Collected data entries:
+ + + + +

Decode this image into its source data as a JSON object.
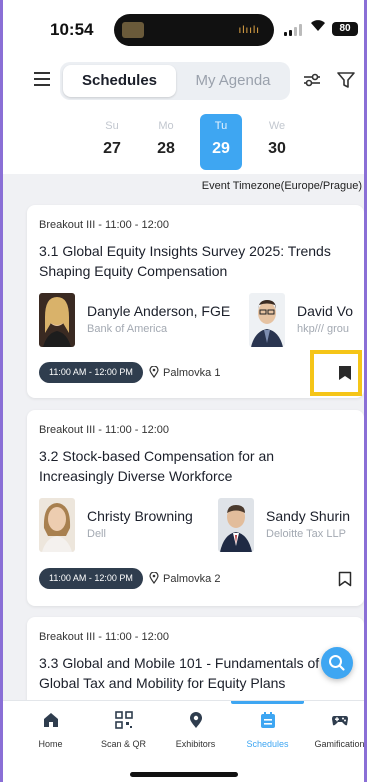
{
  "status_bar": {
    "time": "10:54",
    "battery": "80"
  },
  "header": {
    "tabs": [
      "Schedules",
      "My Agenda"
    ],
    "active_tab": "Schedules"
  },
  "dates": [
    {
      "dow": "Su",
      "num": "27",
      "selected": false
    },
    {
      "dow": "Mo",
      "num": "28",
      "selected": false
    },
    {
      "dow": "Tu",
      "num": "29",
      "selected": true
    },
    {
      "dow": "We",
      "num": "30",
      "selected": false
    }
  ],
  "timezone": "Event Timezone(Europe/Prague)",
  "sessions": [
    {
      "meta": "Breakout III - 11:00 - 12:00",
      "title": "3.1 Global Equity Insights Survey 2025: Trends Shaping Equity Compensation",
      "speakers": [
        {
          "name": "Danyle Anderson, FGE",
          "org": "Bank of America"
        },
        {
          "name": "David Vo",
          "org": "hkp/// grou"
        }
      ],
      "time": "11:00 AM - 12:00 PM",
      "location": "Palmovka 1",
      "bookmarked": true
    },
    {
      "meta": "Breakout III - 11:00 - 12:00",
      "title": "3.2 Stock-based Compensation for an Increasingly Diverse Workforce",
      "speakers": [
        {
          "name": "Christy Browning",
          "org": "Dell"
        },
        {
          "name": "Sandy Shurin",
          "org": "Deloitte Tax LLP"
        }
      ],
      "time": "11:00 AM - 12:00 PM",
      "location": "Palmovka 2",
      "bookmarked": false
    },
    {
      "meta": "Breakout III - 11:00 - 12:00",
      "title": "3.3 Global and Mobile 101 - Fundamentals of Global Tax and Mobility for Equity Plans"
    }
  ],
  "tabbar": [
    {
      "label": "Home",
      "icon": "home-icon"
    },
    {
      "label": "Scan & QR",
      "icon": "qr-icon"
    },
    {
      "label": "Exhibitors",
      "icon": "pin-icon"
    },
    {
      "label": "Schedules",
      "icon": "calendar-icon",
      "active": true
    },
    {
      "label": "Gamification",
      "icon": "gamepad-icon"
    }
  ],
  "colors": {
    "accent": "#3ea6f2",
    "pill": "#2f3d4e",
    "highlight": "#f5c518"
  }
}
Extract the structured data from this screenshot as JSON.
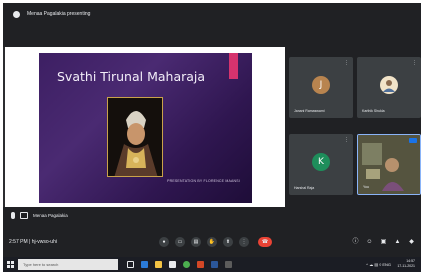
{
  "topbar": {
    "presenting_text": "Menaa Pagalakia presenting"
  },
  "slide": {
    "title": "Svathi Tirunal Maharaja",
    "caption": "PRESENTATION BY FLORENCE MAANSI",
    "colors": {
      "background": "#3d1f63",
      "accent": "#d5336e"
    }
  },
  "presenter": {
    "name": "Menaa Pagalakia"
  },
  "participants": [
    {
      "name": "Janani Ramaswami",
      "initial": "J",
      "avatar_color": "#b8844f",
      "more_icon": "more-vert-icon"
    },
    {
      "name": "Karthik Shukla",
      "initial": "",
      "avatar_color": "#f1e3c8",
      "more_icon": "more-vert-icon"
    },
    {
      "name": "Harshal Raja",
      "initial": "K",
      "avatar_color": "#1e8e5b",
      "more_icon": "more-vert-icon"
    },
    {
      "name": "You",
      "initial": "",
      "avatar_color": "#6f8f6a",
      "more_icon": "more-vert-icon"
    }
  ],
  "meeting": {
    "info": "2:57 PM  |  hj-vwso-uhi"
  },
  "controls": [
    {
      "name": "mic-button",
      "icon": "mic-icon",
      "glyph": "●"
    },
    {
      "name": "camera-button",
      "icon": "camera-icon",
      "glyph": "▭"
    },
    {
      "name": "captions-button",
      "icon": "captions-icon",
      "glyph": "▤"
    },
    {
      "name": "raise-hand-button",
      "icon": "hand-icon",
      "glyph": "✋"
    },
    {
      "name": "present-button",
      "icon": "present-icon",
      "glyph": "⬆"
    },
    {
      "name": "more-options-button",
      "icon": "more-vert-icon",
      "glyph": "⋮"
    },
    {
      "name": "end-call-button",
      "icon": "phone-end-icon",
      "glyph": "☎"
    }
  ],
  "right_controls": [
    {
      "name": "info-button",
      "icon": "info-icon",
      "glyph": "ⓘ"
    },
    {
      "name": "people-button",
      "icon": "people-icon",
      "glyph": "☺"
    },
    {
      "name": "chat-button",
      "icon": "chat-icon",
      "glyph": "▣"
    },
    {
      "name": "activities-button",
      "icon": "activities-icon",
      "glyph": "▲"
    },
    {
      "name": "host-controls-button",
      "icon": "lock-icon",
      "glyph": "◆"
    }
  ],
  "taskbar": {
    "search_placeholder": "Type here to search",
    "time": "14:57",
    "date": "17-11-2021",
    "tray_text": "^ ☁ ▤ ◊ ENG"
  }
}
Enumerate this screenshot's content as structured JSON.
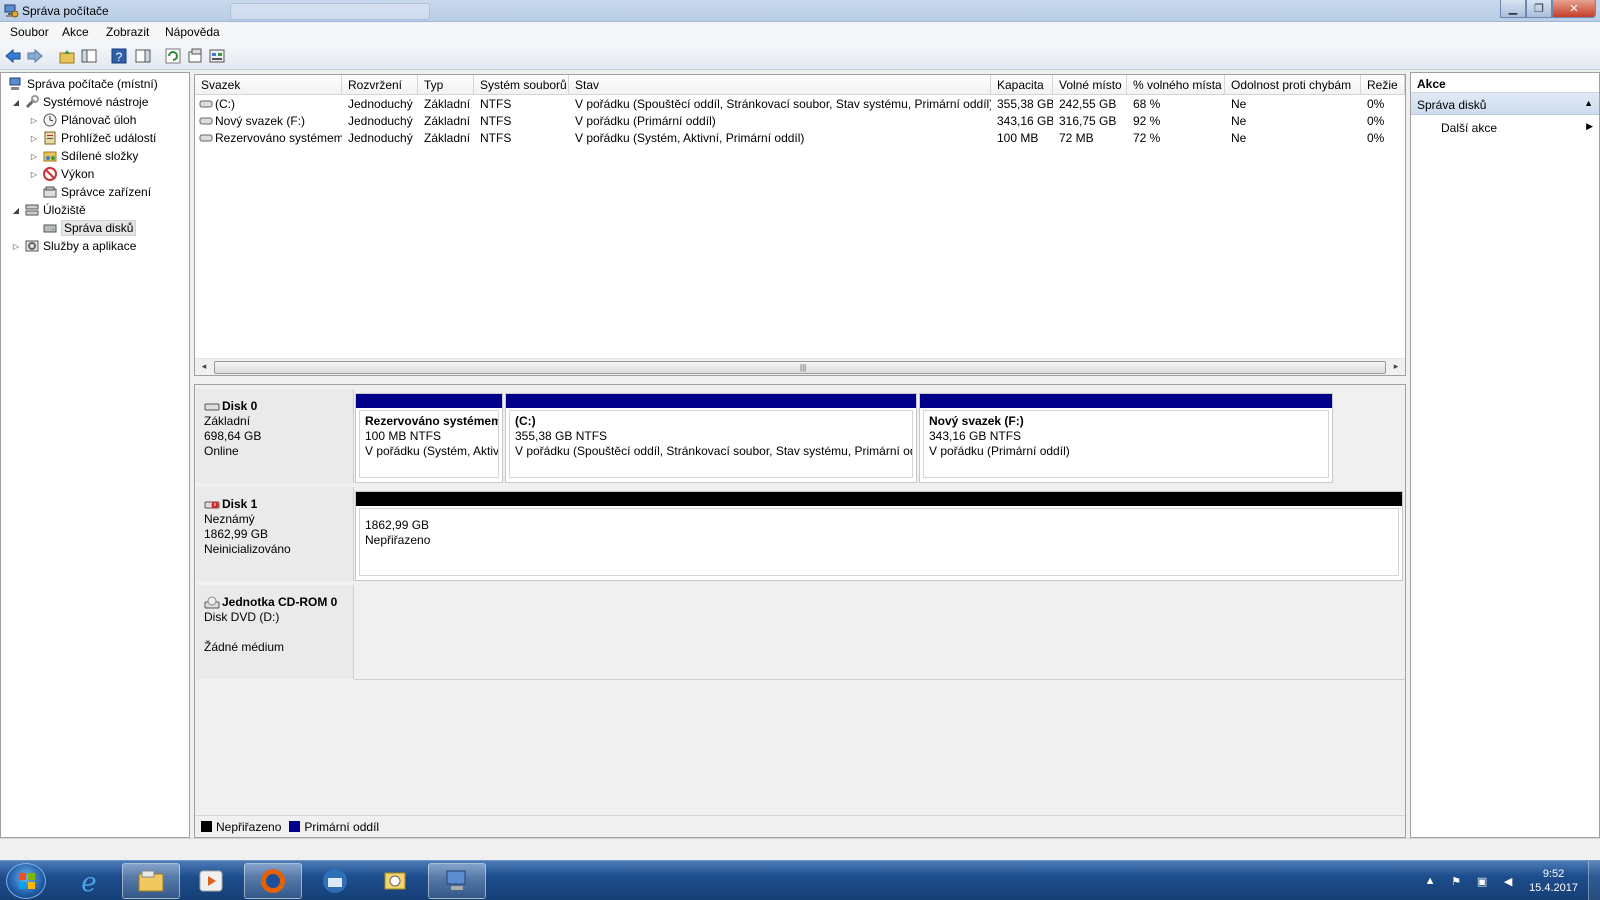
{
  "window": {
    "title": "Správa počítače"
  },
  "menu": [
    "Soubor",
    "Akce",
    "Zobrazit",
    "Nápověda"
  ],
  "tree": {
    "root": "Správa počítače (místní)",
    "system_tools": "Systémové nástroje",
    "task_scheduler": "Plánovač úloh",
    "event_viewer": "Prohlížeč událostí",
    "shared_folders": "Sdílené složky",
    "performance": "Výkon",
    "device_manager": "Správce zařízení",
    "storage": "Úložiště",
    "disk_management": "Správa disků",
    "services": "Služby a aplikace"
  },
  "volume_table": {
    "columns": [
      "Svazek",
      "Rozvržení",
      "Typ",
      "Systém souborů",
      "Stav",
      "Kapacita",
      "Volné místo",
      "% volného místa",
      "Odolnost proti chybám",
      "Režie"
    ],
    "rows": [
      [
        "(C:)",
        "Jednoduchý",
        "Základní",
        "NTFS",
        "V pořádku (Spouštěcí oddíl, Stránkovací soubor, Stav systému, Primární oddíl)",
        "355,38 GB",
        "242,55 GB",
        "68 %",
        "Ne",
        "0%"
      ],
      [
        "Nový svazek (F:)",
        "Jednoduchý",
        "Základní",
        "NTFS",
        "V pořádku (Primární oddíl)",
        "343,16 GB",
        "316,75 GB",
        "92 %",
        "Ne",
        "0%"
      ],
      [
        "Rezervováno systémem",
        "Jednoduchý",
        "Základní",
        "NTFS",
        "V pořádku (Systém, Aktivní, Primární oddíl)",
        "100 MB",
        "72 MB",
        "72 %",
        "Ne",
        "0%"
      ]
    ]
  },
  "disks": {
    "disk0": {
      "name": "Disk 0",
      "type": "Základní",
      "size": "698,64 GB",
      "state": "Online"
    },
    "disk1": {
      "name": "Disk 1",
      "type": "Neznámý",
      "size": "1862,99 GB",
      "state": "Neinicializováno"
    },
    "cdrom": {
      "name": "Jednotka CD-ROM 0",
      "type": "Disk DVD (D:)",
      "state": "Žádné médium"
    }
  },
  "partitions": {
    "p_reserved": {
      "name": "Rezervováno systémem",
      "size": "100 MB NTFS",
      "status": "V pořádku (Systém, Aktiv"
    },
    "p_c": {
      "name": "(C:)",
      "size": "355,38 GB NTFS",
      "status": "V pořádku (Spouštěcí oddíl, Stránkovací soubor, Stav systému, Primární odd"
    },
    "p_f": {
      "name": "Nový svazek  (F:)",
      "size": "343,16 GB NTFS",
      "status": "V pořádku (Primární oddíl)"
    },
    "p_unalloc": {
      "size": "1862,99 GB",
      "status": "Nepřiřazeno"
    }
  },
  "legend": {
    "unallocated": "Nepřiřazeno",
    "primary": "Primární oddíl"
  },
  "actions": {
    "header": "Akce",
    "section": "Správa disků",
    "more": "Další akce"
  },
  "clock": {
    "time": "9:52",
    "date": "15.4.2017"
  },
  "colors": {
    "primary_partition": "#00008b",
    "unallocated": "#000000",
    "selection": "#cddcee"
  }
}
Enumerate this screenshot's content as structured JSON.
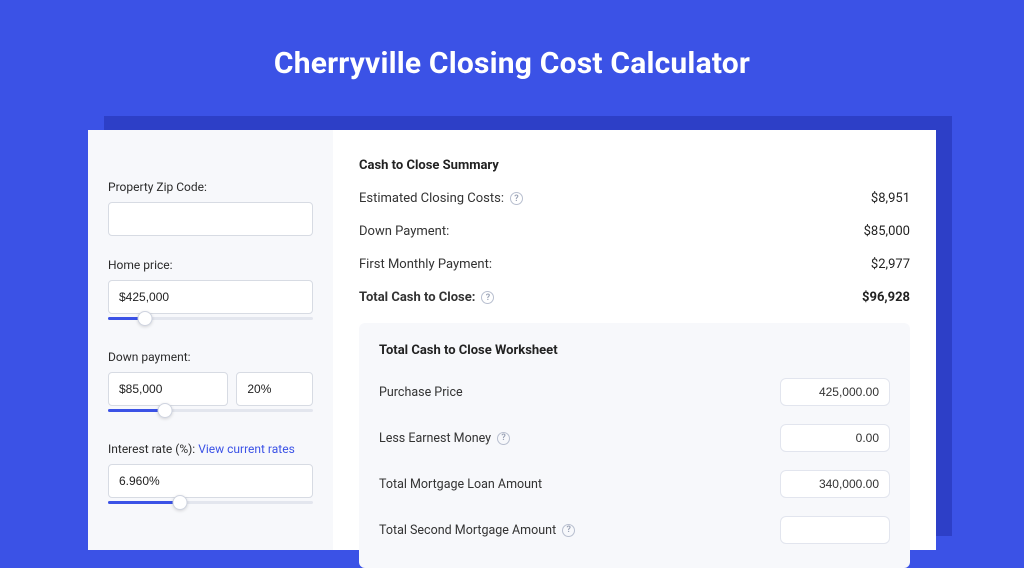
{
  "page_title": "Cherryville Closing Cost Calculator",
  "left": {
    "zip_label": "Property Zip Code:",
    "zip_value": "",
    "home_price_label": "Home price:",
    "home_price_value": "$425,000",
    "home_price_slider_pct": 18,
    "down_payment_label": "Down payment:",
    "down_payment_value": "$85,000",
    "down_payment_pct_value": "20%",
    "down_payment_slider_pct": 28,
    "interest_label_prefix": "Interest rate (%): ",
    "interest_link": "View current rates",
    "interest_value": "6.960%",
    "interest_slider_pct": 35
  },
  "summary": {
    "title": "Cash to Close Summary",
    "closing_costs_label": "Estimated Closing Costs:",
    "closing_costs_value": "$8,951",
    "down_payment_label": "Down Payment:",
    "down_payment_value": "$85,000",
    "first_payment_label": "First Monthly Payment:",
    "first_payment_value": "$2,977",
    "total_label": "Total Cash to Close:",
    "total_value": "$96,928"
  },
  "worksheet": {
    "title": "Total Cash to Close Worksheet",
    "purchase_price_label": "Purchase Price",
    "purchase_price_value": "425,000.00",
    "earnest_label": "Less Earnest Money",
    "earnest_value": "0.00",
    "loan_amount_label": "Total Mortgage Loan Amount",
    "loan_amount_value": "340,000.00",
    "second_mortgage_label": "Total Second Mortgage Amount"
  },
  "help_glyph": "?"
}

+ + + + +

# Aim
All lines holding the word "this" should be picked out and copied.

# Problem solution
Decode this image into its source data as a JSON object.
Extract the structured data from this screenshot as JSON.
Enumerate this screenshot's content as structured JSON.
Enumerate this screenshot's content as structured JSON.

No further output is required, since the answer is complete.